Exercise passage.
== Segment start ==

I tried to give Taqui money for all his trouble. For the gas cans, the siphon, etc. Not nearly what I thought everything he did was worth. But as much as I could afford as a full-time college student on a $14-16 per hour job. I even gave the money to you to give to him. But he drove with you all the way back to my apartment in order to give me all the money back. Blew my mind. I wasn’t used to that.

And thank God, ya’ll were able to siphon out all the GAS I put in your Mercedes and it lived to see many more days. Although I never wanted to risk driving it again. :)

All that to say the Forumla 1 race was coming up. In Austin right around the time of your birthday. And I really wished I could get you tickets but they were hundreds of dollars even for the cheap seats. Way out of my budget.

But one day I was driving to work downtown and right there by the Pearl at the 281/37/35 split was a HUGE billboard offering the chance to win tickets to the Formula 1 race.

Well, of course I signed up as quick as possible for the giveaway. The company was CultureMap. I never heard of them before and so that certainly didn’t help when it came to me considering there being any legitimate possibility I’d win the tickets. But every day when I drove to work, I’d see the billboard and just mention to God in my heart: “It would be really cool if You could help me with that.”

And that’s exactly what happened! One day I was totally surprised when CultureMap emailed me to let me know that I won the Forumla 1 tickets!! I almost didn’t believe it. I called them up just to make sure it wasn’t a scam or a trick. That I really had won the giveaway.

I was so excited to tell you! I can’t even remember how I did it. But I know there were four tickets for all three days of the event – even including access to the Elton John concert at the end. And I assured you that the tickets were yours. You could invite whoever you wanted. Make it a guys’ weekend – no need to include me. But despite my attempts to dissuade you, you insisted I join you for all three days.

And it wasn’t that I didn’t want to go. I just wanted you to have a good time. And I figured that meant inviting “cooler” people than me. Specifically, skinnier people than me. People who would fit in more. With the crowds of fans who spent hundreds of dollars just to buy apparel with Ferrari logos and the like. When I was much more Nascar and Walmart vibes. I didn’t want you to be embarrassed of me. But you insisted.

And even included me when you invited your brother one day and your nephew another. My first time meeting them. Polite, but not exactly the warmest reception. Although I didn’t expect otherwise. I mean as the theme always was and would continue to be – we were completely different and nothing, at least outwardly, about us being friends made any sense.

It was no doubt that God seemed to have orchestrated us in the first place. Just like the Formula 1 tickets. But maybe those race days were a preview of what was to come. Because although we started out all excited, things took a turn for the worst.

It started when some really nasty weather blew in the first day. Ugly cold rain. Turning the entire venue into that Swamp of Sadness scene from the Neverending Story movie. All the women in high heels at the Formula 1 event looked so ridiculous as they tried to navigate all the mud. But me also. At one point, just like the movie, I literally sunk one leg so far down in some mud that it came up to my knee and took me what felt like ten minutes to pull myself out as you and Taqui, who you also brought along for all three race days, didn’t notice and were continuing to walk farther and farther away from me. Almost lost ya’ll in the crowds, but finally caught up.

God, it was so miserable. Those days at the event. Why would God do that? Why would He give me exactly what I repeatedly asked for and then let it play out so bad like that? It felt like a dirty trick – but that’s not our God, right?

== Segment end ==

In the Formula 1 passage, explain why the narrator told the friend to invite other people to use the tickets. Answer in one to three sentences.

[Document layout detection records]
== Segment start ==

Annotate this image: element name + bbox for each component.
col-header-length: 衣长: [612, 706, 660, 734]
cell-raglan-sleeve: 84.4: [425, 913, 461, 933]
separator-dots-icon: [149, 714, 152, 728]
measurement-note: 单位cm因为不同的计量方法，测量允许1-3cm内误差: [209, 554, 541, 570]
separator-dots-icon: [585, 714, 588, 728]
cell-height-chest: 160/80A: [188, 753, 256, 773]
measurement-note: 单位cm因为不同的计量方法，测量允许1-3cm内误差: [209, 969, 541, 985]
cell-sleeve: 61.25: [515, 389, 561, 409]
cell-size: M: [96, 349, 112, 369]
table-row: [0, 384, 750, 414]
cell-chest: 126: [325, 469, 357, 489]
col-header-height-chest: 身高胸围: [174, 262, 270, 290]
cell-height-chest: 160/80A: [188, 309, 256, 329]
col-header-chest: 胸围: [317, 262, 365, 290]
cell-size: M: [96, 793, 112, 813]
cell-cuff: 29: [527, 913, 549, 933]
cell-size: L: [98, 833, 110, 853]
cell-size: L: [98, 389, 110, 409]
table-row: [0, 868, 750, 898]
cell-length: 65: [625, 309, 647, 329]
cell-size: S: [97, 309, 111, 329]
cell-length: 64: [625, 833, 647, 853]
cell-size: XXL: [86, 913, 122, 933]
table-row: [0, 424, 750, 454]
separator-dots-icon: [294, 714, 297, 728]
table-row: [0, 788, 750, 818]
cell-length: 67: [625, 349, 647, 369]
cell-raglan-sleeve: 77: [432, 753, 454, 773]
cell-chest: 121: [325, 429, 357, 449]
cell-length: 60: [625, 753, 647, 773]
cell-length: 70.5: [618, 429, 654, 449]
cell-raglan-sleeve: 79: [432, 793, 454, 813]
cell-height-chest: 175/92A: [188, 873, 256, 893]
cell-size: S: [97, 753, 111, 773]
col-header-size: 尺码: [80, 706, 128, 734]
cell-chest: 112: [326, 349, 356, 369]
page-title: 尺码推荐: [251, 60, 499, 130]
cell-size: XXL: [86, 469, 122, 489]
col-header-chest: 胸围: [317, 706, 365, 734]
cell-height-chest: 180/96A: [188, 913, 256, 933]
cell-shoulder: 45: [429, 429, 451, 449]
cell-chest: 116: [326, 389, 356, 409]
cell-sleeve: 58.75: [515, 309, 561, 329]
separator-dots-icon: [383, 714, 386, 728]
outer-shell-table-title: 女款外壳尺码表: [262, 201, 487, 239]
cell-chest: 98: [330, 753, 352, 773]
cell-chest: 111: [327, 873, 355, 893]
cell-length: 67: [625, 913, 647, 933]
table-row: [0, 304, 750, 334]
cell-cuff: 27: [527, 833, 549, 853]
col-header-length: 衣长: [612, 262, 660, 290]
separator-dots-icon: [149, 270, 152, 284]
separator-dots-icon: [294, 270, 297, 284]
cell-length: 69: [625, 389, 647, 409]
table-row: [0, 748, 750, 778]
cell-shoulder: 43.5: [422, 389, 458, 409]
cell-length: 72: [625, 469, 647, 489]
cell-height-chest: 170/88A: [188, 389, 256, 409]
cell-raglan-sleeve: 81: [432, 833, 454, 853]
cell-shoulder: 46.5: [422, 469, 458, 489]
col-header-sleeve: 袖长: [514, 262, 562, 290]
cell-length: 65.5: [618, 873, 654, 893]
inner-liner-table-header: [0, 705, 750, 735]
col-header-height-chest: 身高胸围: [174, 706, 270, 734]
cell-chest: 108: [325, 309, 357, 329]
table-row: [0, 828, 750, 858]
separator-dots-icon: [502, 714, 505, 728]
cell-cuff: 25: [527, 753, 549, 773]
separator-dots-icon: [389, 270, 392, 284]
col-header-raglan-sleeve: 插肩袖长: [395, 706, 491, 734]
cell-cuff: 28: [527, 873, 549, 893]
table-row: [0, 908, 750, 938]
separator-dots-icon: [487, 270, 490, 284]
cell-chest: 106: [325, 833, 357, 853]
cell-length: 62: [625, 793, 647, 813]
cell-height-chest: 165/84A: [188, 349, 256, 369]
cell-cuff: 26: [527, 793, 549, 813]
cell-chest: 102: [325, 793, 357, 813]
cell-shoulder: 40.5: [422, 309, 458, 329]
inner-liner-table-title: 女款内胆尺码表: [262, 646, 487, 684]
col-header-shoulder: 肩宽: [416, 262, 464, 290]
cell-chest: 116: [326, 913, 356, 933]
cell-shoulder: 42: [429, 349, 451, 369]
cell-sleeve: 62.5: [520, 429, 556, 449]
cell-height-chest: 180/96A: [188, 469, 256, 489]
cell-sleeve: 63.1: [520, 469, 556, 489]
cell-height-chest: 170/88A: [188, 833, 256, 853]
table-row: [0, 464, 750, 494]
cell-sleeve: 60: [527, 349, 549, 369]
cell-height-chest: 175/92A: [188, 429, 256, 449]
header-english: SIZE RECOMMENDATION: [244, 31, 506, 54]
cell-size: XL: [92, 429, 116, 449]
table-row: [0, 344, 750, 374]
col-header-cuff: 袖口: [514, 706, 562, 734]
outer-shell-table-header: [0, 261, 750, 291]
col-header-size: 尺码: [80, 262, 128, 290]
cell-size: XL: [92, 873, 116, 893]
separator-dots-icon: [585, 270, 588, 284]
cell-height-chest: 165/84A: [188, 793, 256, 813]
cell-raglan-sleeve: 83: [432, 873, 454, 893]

== Segment end ==

Solution. The narrator wanted the friend to have a good time and figured that meant inviting "cooler" people, specifically skinnier people who would fit in better with crowds of fans who spent hundreds of dollars on Ferrari apparel. The narrator also did not want the friend to be embarrassed of the narrator.